* REQUEST: In how many lines does the string "username" appear? Answer with the number only.

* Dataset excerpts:
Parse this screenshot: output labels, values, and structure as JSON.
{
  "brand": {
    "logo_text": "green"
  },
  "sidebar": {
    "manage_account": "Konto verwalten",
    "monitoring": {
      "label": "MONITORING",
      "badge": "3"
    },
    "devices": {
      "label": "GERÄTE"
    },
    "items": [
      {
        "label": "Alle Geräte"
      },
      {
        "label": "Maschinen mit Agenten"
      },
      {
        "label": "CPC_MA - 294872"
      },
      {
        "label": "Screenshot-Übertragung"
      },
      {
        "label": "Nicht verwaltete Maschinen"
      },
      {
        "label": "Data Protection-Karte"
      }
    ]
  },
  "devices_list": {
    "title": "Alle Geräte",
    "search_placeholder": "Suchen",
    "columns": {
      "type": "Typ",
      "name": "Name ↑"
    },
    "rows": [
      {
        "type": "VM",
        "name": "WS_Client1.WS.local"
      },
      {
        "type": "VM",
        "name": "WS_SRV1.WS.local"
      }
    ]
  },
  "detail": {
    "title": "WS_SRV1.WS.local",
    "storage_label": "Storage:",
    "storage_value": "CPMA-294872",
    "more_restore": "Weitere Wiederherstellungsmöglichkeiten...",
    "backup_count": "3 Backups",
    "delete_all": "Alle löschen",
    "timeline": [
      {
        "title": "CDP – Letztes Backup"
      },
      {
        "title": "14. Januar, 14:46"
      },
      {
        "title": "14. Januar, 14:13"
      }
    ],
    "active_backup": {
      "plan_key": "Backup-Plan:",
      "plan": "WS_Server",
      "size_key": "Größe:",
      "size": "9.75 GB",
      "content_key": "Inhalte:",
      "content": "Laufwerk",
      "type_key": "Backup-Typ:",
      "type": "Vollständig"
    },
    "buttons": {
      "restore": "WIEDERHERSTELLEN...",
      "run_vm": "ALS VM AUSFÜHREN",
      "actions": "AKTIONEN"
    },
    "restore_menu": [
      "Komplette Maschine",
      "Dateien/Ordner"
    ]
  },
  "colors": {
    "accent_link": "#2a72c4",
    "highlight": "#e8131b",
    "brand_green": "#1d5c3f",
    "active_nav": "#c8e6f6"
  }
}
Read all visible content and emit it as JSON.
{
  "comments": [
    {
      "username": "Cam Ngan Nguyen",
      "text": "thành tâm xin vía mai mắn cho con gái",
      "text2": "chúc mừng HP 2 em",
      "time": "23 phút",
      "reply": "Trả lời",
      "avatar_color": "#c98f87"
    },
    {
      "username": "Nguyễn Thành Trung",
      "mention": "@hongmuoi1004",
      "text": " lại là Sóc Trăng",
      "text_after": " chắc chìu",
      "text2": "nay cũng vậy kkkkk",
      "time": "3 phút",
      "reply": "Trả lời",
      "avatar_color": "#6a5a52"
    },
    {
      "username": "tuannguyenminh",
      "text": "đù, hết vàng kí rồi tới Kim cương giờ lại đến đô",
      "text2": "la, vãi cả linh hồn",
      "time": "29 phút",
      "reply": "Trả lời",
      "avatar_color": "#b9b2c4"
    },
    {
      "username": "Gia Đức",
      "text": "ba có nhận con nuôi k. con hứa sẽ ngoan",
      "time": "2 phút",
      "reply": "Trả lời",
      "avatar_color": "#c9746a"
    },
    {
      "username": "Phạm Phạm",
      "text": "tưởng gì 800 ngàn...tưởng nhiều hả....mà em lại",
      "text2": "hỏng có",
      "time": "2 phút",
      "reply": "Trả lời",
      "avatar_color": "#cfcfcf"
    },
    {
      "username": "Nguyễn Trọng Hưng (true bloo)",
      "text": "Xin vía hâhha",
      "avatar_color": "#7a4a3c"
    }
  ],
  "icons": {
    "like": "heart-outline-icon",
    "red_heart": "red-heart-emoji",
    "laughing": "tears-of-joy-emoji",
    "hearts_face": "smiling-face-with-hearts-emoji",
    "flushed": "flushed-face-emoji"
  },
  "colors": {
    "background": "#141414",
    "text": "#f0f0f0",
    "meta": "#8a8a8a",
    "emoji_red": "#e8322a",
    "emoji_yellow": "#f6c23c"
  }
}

* TASK ANSWER: 6